Please reproduce the entries that follow without a single difference.

══ Provided material ══

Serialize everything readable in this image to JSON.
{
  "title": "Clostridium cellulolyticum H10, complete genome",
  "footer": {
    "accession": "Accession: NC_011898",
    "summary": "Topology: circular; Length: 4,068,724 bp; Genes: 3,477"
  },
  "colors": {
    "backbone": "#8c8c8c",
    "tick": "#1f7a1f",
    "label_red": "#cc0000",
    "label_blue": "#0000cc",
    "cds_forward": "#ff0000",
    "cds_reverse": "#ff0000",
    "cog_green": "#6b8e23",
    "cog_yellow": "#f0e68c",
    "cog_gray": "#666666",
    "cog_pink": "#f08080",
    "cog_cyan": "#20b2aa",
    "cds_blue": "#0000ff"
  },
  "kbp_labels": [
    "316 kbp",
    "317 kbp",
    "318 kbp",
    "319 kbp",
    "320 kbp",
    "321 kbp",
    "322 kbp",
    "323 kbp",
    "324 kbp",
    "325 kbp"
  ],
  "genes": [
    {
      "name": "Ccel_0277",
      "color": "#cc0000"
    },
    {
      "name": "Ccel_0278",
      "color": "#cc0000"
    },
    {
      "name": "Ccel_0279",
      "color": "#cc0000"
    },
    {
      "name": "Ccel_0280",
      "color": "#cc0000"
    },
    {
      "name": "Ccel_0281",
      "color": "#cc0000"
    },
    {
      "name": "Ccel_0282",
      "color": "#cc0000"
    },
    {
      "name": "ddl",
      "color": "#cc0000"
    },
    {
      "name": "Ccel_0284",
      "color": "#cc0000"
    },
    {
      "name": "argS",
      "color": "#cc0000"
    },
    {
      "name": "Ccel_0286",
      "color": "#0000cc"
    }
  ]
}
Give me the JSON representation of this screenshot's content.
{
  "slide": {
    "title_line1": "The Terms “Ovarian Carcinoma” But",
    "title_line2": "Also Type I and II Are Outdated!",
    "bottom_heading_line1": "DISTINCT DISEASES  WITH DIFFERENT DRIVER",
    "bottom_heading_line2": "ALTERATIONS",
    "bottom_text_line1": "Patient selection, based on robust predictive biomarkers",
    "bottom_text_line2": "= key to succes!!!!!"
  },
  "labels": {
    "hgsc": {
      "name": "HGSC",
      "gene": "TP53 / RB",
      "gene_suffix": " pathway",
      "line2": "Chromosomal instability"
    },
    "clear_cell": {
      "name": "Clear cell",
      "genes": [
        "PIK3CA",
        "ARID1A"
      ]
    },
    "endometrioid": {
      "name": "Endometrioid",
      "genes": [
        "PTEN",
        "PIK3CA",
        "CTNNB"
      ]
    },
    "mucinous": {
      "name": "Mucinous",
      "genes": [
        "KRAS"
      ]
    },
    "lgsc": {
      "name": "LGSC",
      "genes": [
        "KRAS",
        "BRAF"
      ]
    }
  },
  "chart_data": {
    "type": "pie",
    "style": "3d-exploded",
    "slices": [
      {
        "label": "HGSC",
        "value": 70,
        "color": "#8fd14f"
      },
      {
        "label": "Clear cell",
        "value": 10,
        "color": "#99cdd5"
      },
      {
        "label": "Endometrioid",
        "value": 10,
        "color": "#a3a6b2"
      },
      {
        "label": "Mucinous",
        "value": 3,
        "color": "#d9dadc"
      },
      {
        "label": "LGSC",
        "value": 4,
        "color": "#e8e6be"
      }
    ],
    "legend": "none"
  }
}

═══

## Answer space
Serialize everything readable in this image to JSON.
{
  "title": "Clostridium cellulolyticum H10, complete genome",
  "footer": {
    "accession": "Accession: NC_011898",
    "summary": "Topology: circular; Length: 4,068,724 bp; Genes: 3,477"
  },
  "colors": {
    "backbone": "#8c8c8c",
    "tick": "#1f7a1f",
    "label_red": "#cc0000",
    "label_blue": "#0000cc",
    "cds_forward": "#ff0000",
    "cds_reverse": "#ff0000",
    "cog_green": "#6b8e23",
    "cog_yellow": "#f0e68c",
    "cog_gray": "#666666",
    "cog_pink": "#f08080",
    "cog_cyan": "#20b2aa",
    "cds_blue": "#0000ff"
  },
  "kbp_labels": [
    "316 kbp",
    "317 kbp",
    "318 kbp",
    "319 kbp",
    "320 kbp",
    "321 kbp",
    "322 kbp",
    "323 kbp",
    "324 kbp",
    "325 kbp"
  ],
  "genes": [
    {
      "name": "Ccel_0277",
      "color": "#cc0000"
    },
    {
      "name": "Ccel_0278",
      "color": "#cc0000"
    },
    {
      "name": "Ccel_0279",
      "color": "#cc0000"
    },
    {
      "name": "Ccel_0280",
      "color": "#cc0000"
    },
    {
      "name": "Ccel_0281",
      "color": "#cc0000"
    },
    {
      "name": "Ccel_0282",
      "color": "#cc0000"
    },
    {
      "name": "ddl",
      "color": "#cc0000"
    },
    {
      "name": "Ccel_0284",
      "color": "#cc0000"
    },
    {
      "name": "argS",
      "color": "#cc0000"
    },
    {
      "name": "Ccel_0286",
      "color": "#0000cc"
    }
  ]
}
Give me the JSON representation of this screenshot's content.
{
  "slide": {
    "title_line1": "The Terms “Ovarian Carcinoma” But",
    "title_line2": "Also Type I and II Are Outdated!",
    "bottom_heading_line1": "DISTINCT DISEASES  WITH DIFFERENT DRIVER",
    "bottom_heading_line2": "ALTERATIONS",
    "bottom_text_line1": "Patient selection, based on robust predictive biomarkers",
    "bottom_text_line2": "= key to succes!!!!!"
  },
  "labels": {
    "hgsc": {
      "name": "HGSC",
      "gene": "TP53 / RB",
      "gene_suffix": " pathway",
      "line2": "Chromosomal instability"
    },
    "clear_cell": {
      "name": "Clear cell",
      "genes": [
        "PIK3CA",
        "ARID1A"
      ]
    },
    "endometrioid": {
      "name": "Endometrioid",
      "genes": [
        "PTEN",
        "PIK3CA",
        "CTNNB"
      ]
    },
    "mucinous": {
      "name": "Mucinous",
      "genes": [
        "KRAS"
      ]
    },
    "lgsc": {
      "name": "LGSC",
      "genes": [
        "KRAS",
        "BRAF"
      ]
    }
  },
  "chart_data": {
    "type": "pie",
    "style": "3d-exploded",
    "slices": [
      {
        "label": "HGSC",
        "value": 70,
        "color": "#8fd14f"
      },
      {
        "label": "Clear cell",
        "value": 10,
        "color": "#99cdd5"
      },
      {
        "label": "Endometrioid",
        "value": 10,
        "color": "#a3a6b2"
      },
      {
        "label": "Mucinous",
        "value": 3,
        "color": "#d9dadc"
      },
      {
        "label": "LGSC",
        "value": 4,
        "color": "#e8e6be"
      }
    ],
    "legend": "none"
  }
}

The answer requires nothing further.